### What is expected
Transcribe the full listing below exactly.

· · ·

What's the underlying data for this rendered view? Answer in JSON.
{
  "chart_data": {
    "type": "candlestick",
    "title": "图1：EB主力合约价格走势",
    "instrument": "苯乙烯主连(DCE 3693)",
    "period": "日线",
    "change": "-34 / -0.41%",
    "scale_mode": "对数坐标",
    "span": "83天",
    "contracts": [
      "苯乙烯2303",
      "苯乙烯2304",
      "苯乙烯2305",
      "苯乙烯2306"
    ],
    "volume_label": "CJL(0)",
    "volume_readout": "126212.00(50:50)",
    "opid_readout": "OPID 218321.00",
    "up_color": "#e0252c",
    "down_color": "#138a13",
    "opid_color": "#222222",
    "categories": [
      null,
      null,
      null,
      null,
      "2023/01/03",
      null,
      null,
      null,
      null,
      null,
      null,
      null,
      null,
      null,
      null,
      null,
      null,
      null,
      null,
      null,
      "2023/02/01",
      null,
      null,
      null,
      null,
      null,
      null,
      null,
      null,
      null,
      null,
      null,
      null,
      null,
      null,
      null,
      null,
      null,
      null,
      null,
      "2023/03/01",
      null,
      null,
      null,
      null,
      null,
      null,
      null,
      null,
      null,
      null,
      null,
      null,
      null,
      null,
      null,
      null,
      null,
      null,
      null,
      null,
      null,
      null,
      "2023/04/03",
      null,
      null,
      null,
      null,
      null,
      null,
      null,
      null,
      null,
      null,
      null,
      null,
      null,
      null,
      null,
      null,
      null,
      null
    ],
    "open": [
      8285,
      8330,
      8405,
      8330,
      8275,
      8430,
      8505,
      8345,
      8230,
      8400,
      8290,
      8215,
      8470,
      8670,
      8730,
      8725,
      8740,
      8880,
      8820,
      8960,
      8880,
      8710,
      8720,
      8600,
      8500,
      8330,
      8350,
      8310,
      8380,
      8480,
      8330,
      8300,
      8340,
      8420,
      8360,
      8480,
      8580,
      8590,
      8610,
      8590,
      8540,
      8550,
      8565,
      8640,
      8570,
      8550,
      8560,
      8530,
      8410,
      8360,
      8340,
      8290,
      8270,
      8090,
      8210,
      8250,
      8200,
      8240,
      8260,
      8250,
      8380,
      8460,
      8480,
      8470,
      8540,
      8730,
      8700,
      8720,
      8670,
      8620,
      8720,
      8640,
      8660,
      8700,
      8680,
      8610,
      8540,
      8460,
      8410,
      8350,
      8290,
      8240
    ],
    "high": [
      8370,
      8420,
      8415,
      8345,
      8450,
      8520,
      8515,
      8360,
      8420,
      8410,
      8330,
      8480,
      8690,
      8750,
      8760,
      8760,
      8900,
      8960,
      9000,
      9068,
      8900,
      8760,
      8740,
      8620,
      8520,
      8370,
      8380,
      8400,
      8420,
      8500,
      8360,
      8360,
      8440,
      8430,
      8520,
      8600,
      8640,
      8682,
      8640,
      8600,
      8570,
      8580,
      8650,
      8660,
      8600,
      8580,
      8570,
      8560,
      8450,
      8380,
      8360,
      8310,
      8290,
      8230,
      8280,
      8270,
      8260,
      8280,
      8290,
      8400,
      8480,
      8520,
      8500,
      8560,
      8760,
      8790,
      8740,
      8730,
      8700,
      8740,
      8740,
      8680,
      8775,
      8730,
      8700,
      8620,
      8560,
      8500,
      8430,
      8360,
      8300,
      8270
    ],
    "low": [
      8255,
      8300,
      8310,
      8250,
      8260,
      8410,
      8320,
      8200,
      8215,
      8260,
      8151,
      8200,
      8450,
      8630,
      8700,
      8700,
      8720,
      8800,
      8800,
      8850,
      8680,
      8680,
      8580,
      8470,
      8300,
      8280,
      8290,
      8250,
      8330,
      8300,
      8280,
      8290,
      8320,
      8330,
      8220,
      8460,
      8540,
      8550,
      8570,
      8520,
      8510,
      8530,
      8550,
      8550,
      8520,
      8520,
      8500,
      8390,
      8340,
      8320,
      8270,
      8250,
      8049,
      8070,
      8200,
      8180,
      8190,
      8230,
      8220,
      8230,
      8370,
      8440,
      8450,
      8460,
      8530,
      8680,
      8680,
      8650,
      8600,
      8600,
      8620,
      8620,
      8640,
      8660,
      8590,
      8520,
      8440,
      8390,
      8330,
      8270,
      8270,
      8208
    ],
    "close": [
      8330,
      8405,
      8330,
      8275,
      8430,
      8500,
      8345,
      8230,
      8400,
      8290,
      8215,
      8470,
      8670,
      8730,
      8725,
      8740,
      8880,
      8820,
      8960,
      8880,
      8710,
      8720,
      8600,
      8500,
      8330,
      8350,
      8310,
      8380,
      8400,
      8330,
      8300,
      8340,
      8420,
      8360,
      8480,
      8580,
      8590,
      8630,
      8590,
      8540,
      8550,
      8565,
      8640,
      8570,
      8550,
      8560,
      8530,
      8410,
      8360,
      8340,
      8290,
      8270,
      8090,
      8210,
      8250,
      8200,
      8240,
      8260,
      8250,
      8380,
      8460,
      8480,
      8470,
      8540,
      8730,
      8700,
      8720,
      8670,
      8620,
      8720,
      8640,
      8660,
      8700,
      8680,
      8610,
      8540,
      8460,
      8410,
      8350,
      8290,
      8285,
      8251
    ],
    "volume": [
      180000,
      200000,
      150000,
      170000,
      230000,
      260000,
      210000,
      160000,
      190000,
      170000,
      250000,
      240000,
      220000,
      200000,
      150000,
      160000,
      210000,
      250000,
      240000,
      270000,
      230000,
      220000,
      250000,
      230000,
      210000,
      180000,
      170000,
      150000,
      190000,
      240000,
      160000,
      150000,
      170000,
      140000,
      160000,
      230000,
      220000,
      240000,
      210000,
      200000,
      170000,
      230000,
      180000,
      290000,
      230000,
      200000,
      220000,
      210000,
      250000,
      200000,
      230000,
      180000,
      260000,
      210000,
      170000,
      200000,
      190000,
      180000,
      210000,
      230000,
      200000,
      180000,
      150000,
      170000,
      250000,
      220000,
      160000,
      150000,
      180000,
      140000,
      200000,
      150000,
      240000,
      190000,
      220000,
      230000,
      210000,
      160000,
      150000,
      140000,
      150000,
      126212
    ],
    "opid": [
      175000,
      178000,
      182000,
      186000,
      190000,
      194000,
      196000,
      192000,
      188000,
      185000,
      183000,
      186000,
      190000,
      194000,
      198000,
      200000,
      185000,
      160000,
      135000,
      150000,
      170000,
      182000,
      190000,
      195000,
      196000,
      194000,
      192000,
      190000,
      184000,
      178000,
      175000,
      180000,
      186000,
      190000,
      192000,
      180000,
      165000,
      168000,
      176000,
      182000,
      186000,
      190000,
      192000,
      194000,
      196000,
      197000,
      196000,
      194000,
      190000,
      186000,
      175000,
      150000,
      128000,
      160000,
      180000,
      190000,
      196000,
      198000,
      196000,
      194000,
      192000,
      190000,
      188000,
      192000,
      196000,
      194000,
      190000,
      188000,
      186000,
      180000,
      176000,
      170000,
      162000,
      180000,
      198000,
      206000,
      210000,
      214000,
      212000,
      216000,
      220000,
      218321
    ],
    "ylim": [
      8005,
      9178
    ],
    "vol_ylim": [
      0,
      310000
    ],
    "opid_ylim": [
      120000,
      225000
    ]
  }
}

· · ·

### The solution
What's the underlying data for this rendered view? Answer in JSON.
{
  "chart_data": {
    "type": "candlestick",
    "title": "图1：EB主力合约价格走势",
    "instrument": "苯乙烯主连(DCE 3693)",
    "period": "日线",
    "change": "-34 / -0.41%",
    "scale_mode": "对数坐标",
    "span": "83天",
    "contracts": [
      "苯乙烯2303",
      "苯乙烯2304",
      "苯乙烯2305",
      "苯乙烯2306"
    ],
    "volume_label": "CJL(0)",
    "volume_readout": "126212.00(50:50)",
    "opid_readout": "OPID 218321.00",
    "up_color": "#e0252c",
    "down_color": "#138a13",
    "opid_color": "#222222",
    "categories": [
      null,
      null,
      null,
      null,
      "2023/01/03",
      null,
      null,
      null,
      null,
      null,
      null,
      null,
      null,
      null,
      null,
      null,
      null,
      null,
      null,
      null,
      "2023/02/01",
      null,
      null,
      null,
      null,
      null,
      null,
      null,
      null,
      null,
      null,
      null,
      null,
      null,
      null,
      null,
      null,
      null,
      null,
      null,
      "2023/03/01",
      null,
      null,
      null,
      null,
      null,
      null,
      null,
      null,
      null,
      null,
      null,
      null,
      null,
      null,
      null,
      null,
      null,
      null,
      null,
      null,
      null,
      null,
      "2023/04/03",
      null,
      null,
      null,
      null,
      null,
      null,
      null,
      null,
      null,
      null,
      null,
      null,
      null,
      null,
      null,
      null,
      null,
      null
    ],
    "open": [
      8285,
      8330,
      8405,
      8330,
      8275,
      8430,
      8505,
      8345,
      8230,
      8400,
      8290,
      8215,
      8470,
      8670,
      8730,
      8725,
      8740,
      8880,
      8820,
      8960,
      8880,
      8710,
      8720,
      8600,
      8500,
      8330,
      8350,
      8310,
      8380,
      8480,
      8330,
      8300,
      8340,
      8420,
      8360,
      8480,
      8580,
      8590,
      8610,
      8590,
      8540,
      8550,
      8565,
      8640,
      8570,
      8550,
      8560,
      8530,
      8410,
      8360,
      8340,
      8290,
      8270,
      8090,
      8210,
      8250,
      8200,
      8240,
      8260,
      8250,
      8380,
      8460,
      8480,
      8470,
      8540,
      8730,
      8700,
      8720,
      8670,
      8620,
      8720,
      8640,
      8660,
      8700,
      8680,
      8610,
      8540,
      8460,
      8410,
      8350,
      8290,
      8240
    ],
    "high": [
      8370,
      8420,
      8415,
      8345,
      8450,
      8520,
      8515,
      8360,
      8420,
      8410,
      8330,
      8480,
      8690,
      8750,
      8760,
      8760,
      8900,
      8960,
      9000,
      9068,
      8900,
      8760,
      8740,
      8620,
      8520,
      8370,
      8380,
      8400,
      8420,
      8500,
      8360,
      8360,
      8440,
      8430,
      8520,
      8600,
      8640,
      8682,
      8640,
      8600,
      8570,
      8580,
      8650,
      8660,
      8600,
      8580,
      8570,
      8560,
      8450,
      8380,
      8360,
      8310,
      8290,
      8230,
      8280,
      8270,
      8260,
      8280,
      8290,
      8400,
      8480,
      8520,
      8500,
      8560,
      8760,
      8790,
      8740,
      8730,
      8700,
      8740,
      8740,
      8680,
      8775,
      8730,
      8700,
      8620,
      8560,
      8500,
      8430,
      8360,
      8300,
      8270
    ],
    "low": [
      8255,
      8300,
      8310,
      8250,
      8260,
      8410,
      8320,
      8200,
      8215,
      8260,
      8151,
      8200,
      8450,
      8630,
      8700,
      8700,
      8720,
      8800,
      8800,
      8850,
      8680,
      8680,
      8580,
      8470,
      8300,
      8280,
      8290,
      8250,
      8330,
      8300,
      8280,
      8290,
      8320,
      8330,
      8220,
      8460,
      8540,
      8550,
      8570,
      8520,
      8510,
      8530,
      8550,
      8550,
      8520,
      8520,
      8500,
      8390,
      8340,
      8320,
      8270,
      8250,
      8049,
      8070,
      8200,
      8180,
      8190,
      8230,
      8220,
      8230,
      8370,
      8440,
      8450,
      8460,
      8530,
      8680,
      8680,
      8650,
      8600,
      8600,
      8620,
      8620,
      8640,
      8660,
      8590,
      8520,
      8440,
      8390,
      8330,
      8270,
      8270,
      8208
    ],
    "close": [
      8330,
      8405,
      8330,
      8275,
      8430,
      8500,
      8345,
      8230,
      8400,
      8290,
      8215,
      8470,
      8670,
      8730,
      8725,
      8740,
      8880,
      8820,
      8960,
      8880,
      8710,
      8720,
      8600,
      8500,
      8330,
      8350,
      8310,
      8380,
      8400,
      8330,
      8300,
      8340,
      8420,
      8360,
      8480,
      8580,
      8590,
      8630,
      8590,
      8540,
      8550,
      8565,
      8640,
      8570,
      8550,
      8560,
      8530,
      8410,
      8360,
      8340,
      8290,
      8270,
      8090,
      8210,
      8250,
      8200,
      8240,
      8260,
      8250,
      8380,
      8460,
      8480,
      8470,
      8540,
      8730,
      8700,
      8720,
      8670,
      8620,
      8720,
      8640,
      8660,
      8700,
      8680,
      8610,
      8540,
      8460,
      8410,
      8350,
      8290,
      8285,
      8251
    ],
    "volume": [
      180000,
      200000,
      150000,
      170000,
      230000,
      260000,
      210000,
      160000,
      190000,
      170000,
      250000,
      240000,
      220000,
      200000,
      150000,
      160000,
      210000,
      250000,
      240000,
      270000,
      230000,
      220000,
      250000,
      230000,
      210000,
      180000,
      170000,
      150000,
      190000,
      240000,
      160000,
      150000,
      170000,
      140000,
      160000,
      230000,
      220000,
      240000,
      210000,
      200000,
      170000,
      230000,
      180000,
      290000,
      230000,
      200000,
      220000,
      210000,
      250000,
      200000,
      230000,
      180000,
      260000,
      210000,
      170000,
      200000,
      190000,
      180000,
      210000,
      230000,
      200000,
      180000,
      150000,
      170000,
      250000,
      220000,
      160000,
      150000,
      180000,
      140000,
      200000,
      150000,
      240000,
      190000,
      220000,
      230000,
      210000,
      160000,
      150000,
      140000,
      150000,
      126212
    ],
    "opid": [
      175000,
      178000,
      182000,
      186000,
      190000,
      194000,
      196000,
      192000,
      188000,
      185000,
      183000,
      186000,
      190000,
      194000,
      198000,
      200000,
      185000,
      160000,
      135000,
      150000,
      170000,
      182000,
      190000,
      195000,
      196000,
      194000,
      192000,
      190000,
      184000,
      178000,
      175000,
      180000,
      186000,
      190000,
      192000,
      180000,
      165000,
      168000,
      176000,
      182000,
      186000,
      190000,
      192000,
      194000,
      196000,
      197000,
      196000,
      194000,
      190000,
      186000,
      175000,
      150000,
      128000,
      160000,
      180000,
      190000,
      196000,
      198000,
      196000,
      194000,
      192000,
      190000,
      188000,
      192000,
      196000,
      194000,
      190000,
      188000,
      186000,
      180000,
      176000,
      170000,
      162000,
      180000,
      198000,
      206000,
      210000,
      214000,
      212000,
      216000,
      220000,
      218321
    ],
    "ylim": [
      8005,
      9178
    ],
    "vol_ylim": [
      0,
      310000
    ],
    "opid_ylim": [
      120000,
      225000
    ]
  }
}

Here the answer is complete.